→ Given task: Scan the listing below. Report each line that includes "Dyadic".

→ Material shown:
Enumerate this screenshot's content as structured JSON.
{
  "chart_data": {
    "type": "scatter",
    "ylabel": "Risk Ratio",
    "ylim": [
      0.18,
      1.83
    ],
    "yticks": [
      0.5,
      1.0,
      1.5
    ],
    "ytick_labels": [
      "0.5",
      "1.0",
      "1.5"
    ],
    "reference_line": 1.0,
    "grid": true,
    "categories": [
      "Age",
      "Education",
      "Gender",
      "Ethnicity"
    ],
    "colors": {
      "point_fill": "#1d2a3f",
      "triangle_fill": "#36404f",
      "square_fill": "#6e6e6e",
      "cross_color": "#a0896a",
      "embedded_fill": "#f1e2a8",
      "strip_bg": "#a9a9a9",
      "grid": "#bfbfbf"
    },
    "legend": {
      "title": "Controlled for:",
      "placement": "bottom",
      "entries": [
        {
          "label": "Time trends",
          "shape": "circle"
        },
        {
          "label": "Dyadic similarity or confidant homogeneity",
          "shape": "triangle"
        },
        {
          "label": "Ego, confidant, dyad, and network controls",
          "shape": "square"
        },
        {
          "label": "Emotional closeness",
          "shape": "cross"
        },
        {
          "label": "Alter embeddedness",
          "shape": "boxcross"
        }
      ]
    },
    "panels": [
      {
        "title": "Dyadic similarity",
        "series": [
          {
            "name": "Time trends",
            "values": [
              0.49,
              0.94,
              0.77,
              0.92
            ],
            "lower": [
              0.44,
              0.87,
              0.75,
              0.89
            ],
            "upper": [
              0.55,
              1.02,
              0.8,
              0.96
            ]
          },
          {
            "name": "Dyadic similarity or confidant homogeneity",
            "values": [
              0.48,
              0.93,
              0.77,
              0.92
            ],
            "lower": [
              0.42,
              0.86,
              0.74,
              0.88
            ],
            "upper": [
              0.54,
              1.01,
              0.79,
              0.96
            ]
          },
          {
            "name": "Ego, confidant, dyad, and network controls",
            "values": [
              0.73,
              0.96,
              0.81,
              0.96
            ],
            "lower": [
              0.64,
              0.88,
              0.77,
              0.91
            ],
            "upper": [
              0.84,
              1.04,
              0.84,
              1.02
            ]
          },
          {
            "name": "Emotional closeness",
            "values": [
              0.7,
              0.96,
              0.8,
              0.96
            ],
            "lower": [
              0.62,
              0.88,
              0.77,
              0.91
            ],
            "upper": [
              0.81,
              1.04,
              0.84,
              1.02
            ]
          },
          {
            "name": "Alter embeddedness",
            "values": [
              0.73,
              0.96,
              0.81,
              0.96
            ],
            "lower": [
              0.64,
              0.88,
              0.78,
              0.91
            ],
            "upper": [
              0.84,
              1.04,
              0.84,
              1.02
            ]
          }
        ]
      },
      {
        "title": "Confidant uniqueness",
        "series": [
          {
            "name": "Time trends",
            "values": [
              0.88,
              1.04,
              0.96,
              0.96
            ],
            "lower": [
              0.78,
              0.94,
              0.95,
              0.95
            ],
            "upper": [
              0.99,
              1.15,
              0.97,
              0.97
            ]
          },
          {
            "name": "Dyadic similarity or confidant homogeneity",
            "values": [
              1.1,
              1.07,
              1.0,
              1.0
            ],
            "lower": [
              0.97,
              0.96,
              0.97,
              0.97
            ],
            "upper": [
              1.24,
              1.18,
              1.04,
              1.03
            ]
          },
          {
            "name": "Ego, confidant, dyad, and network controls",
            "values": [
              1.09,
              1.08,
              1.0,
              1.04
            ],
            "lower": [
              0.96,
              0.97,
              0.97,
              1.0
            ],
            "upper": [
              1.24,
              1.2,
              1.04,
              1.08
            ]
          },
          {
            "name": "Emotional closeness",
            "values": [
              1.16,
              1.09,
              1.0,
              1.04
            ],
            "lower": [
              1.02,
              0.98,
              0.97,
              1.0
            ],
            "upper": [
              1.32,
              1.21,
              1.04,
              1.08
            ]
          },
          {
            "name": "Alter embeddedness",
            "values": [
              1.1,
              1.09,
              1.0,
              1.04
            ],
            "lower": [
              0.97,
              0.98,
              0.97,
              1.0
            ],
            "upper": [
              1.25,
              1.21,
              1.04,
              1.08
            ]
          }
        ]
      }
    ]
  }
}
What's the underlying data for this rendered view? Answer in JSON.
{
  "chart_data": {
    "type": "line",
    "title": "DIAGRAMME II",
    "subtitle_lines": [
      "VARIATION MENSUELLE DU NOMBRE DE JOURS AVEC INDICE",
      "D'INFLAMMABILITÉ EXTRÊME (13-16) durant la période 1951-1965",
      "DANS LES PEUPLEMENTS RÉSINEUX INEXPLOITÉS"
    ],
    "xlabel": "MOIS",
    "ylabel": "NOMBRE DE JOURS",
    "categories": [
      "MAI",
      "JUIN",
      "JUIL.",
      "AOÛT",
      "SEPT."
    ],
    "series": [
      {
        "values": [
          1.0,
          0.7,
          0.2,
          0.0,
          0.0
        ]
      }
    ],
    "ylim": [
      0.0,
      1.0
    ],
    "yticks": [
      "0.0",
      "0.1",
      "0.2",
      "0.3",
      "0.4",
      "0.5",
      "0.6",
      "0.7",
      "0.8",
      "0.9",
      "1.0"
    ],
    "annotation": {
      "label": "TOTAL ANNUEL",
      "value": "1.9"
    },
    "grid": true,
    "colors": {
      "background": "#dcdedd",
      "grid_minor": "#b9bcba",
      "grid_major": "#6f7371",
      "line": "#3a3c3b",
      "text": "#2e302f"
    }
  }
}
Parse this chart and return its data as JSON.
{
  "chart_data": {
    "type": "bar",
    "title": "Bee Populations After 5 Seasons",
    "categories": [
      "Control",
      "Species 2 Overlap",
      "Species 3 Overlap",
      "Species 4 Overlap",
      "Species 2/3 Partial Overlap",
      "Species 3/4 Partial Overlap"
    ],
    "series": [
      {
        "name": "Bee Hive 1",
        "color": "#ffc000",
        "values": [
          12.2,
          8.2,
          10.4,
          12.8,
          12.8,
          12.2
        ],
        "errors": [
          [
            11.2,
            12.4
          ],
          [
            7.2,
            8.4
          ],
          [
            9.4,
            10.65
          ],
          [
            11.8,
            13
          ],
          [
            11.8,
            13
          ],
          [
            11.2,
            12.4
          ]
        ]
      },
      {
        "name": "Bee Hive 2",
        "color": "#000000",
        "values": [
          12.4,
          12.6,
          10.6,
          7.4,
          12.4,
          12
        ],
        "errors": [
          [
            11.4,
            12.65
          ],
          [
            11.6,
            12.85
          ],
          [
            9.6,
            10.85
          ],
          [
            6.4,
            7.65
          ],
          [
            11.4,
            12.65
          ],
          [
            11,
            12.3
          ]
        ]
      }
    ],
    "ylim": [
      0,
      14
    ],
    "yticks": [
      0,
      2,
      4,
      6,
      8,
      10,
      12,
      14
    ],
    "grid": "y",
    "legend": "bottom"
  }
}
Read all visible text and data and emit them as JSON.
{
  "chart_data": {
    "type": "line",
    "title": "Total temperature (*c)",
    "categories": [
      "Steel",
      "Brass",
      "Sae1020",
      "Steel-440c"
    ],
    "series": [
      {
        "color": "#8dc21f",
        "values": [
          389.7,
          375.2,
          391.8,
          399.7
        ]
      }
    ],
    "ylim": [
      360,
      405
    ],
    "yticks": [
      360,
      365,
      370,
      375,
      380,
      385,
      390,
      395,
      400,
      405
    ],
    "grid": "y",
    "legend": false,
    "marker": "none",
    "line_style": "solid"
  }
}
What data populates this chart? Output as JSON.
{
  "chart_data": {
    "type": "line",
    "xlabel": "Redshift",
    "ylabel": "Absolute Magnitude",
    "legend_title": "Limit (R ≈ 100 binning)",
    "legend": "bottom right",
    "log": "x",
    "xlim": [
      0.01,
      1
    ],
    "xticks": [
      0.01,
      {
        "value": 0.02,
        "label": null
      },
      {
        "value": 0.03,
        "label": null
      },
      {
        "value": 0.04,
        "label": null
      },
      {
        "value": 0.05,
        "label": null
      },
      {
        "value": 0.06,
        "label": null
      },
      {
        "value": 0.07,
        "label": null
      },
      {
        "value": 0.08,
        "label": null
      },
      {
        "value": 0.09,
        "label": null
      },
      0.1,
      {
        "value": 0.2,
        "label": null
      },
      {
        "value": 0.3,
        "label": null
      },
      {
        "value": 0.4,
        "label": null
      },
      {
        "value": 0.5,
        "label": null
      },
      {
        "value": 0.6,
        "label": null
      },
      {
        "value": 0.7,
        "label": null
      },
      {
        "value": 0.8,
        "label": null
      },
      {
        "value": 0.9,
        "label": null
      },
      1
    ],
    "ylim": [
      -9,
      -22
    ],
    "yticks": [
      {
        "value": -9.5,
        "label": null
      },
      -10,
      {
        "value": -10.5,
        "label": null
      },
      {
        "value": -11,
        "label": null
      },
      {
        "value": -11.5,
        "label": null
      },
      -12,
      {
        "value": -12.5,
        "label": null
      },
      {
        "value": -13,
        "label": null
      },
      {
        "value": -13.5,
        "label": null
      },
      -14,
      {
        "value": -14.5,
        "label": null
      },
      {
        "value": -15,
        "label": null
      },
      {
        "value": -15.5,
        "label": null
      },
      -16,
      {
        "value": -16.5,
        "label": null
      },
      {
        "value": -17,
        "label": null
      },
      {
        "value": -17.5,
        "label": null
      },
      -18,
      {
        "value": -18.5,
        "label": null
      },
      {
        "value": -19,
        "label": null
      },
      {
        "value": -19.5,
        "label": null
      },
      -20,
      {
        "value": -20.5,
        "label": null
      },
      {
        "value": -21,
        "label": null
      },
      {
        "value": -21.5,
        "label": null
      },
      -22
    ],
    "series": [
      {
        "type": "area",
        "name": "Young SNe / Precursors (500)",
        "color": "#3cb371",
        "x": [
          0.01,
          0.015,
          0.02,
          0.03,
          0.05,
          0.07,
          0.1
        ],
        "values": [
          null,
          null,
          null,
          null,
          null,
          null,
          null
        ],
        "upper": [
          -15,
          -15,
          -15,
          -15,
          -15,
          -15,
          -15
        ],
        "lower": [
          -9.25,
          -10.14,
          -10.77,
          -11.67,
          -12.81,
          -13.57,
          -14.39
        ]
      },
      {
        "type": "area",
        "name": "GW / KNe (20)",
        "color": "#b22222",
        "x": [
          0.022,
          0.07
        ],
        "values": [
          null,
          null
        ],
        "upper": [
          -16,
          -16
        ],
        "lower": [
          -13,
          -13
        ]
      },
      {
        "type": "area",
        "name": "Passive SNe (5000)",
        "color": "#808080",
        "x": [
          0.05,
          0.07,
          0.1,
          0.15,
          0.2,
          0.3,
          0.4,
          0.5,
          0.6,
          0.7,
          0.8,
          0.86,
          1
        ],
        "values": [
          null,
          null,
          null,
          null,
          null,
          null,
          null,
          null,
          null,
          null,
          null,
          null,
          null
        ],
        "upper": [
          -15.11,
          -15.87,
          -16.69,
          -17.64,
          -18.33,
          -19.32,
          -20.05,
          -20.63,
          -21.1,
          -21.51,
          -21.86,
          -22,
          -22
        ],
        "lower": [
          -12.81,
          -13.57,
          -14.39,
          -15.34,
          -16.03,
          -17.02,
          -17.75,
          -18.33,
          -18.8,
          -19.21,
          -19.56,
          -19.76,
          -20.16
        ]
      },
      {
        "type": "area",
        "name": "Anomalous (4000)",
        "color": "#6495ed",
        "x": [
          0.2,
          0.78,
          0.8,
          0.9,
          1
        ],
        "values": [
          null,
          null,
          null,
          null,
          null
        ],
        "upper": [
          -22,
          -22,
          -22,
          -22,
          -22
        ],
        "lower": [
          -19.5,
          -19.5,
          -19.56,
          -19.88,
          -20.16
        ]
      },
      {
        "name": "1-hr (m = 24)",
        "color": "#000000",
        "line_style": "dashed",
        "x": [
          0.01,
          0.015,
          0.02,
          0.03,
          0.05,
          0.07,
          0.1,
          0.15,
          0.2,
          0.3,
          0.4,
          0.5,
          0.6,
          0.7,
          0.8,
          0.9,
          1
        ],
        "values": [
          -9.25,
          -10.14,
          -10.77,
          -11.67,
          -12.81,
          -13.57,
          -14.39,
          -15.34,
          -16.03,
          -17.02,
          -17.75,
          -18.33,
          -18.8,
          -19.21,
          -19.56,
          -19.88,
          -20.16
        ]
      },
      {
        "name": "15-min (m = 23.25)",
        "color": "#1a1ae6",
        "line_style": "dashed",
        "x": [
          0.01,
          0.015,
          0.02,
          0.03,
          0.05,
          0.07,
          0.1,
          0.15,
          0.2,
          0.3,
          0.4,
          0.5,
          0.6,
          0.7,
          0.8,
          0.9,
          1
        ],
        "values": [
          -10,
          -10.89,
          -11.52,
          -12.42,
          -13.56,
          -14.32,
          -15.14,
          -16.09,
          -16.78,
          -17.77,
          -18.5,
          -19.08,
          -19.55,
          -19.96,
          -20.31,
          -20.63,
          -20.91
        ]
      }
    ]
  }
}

→ Answer to this task:
          "label": "Dyadic similarity or confidant homogeneity",
        "title": "Dyadic similarity",
            "name": "Dyadic similarity or confidant homogeneity",
            "name": "Dyadic similarity or confidant homogeneity",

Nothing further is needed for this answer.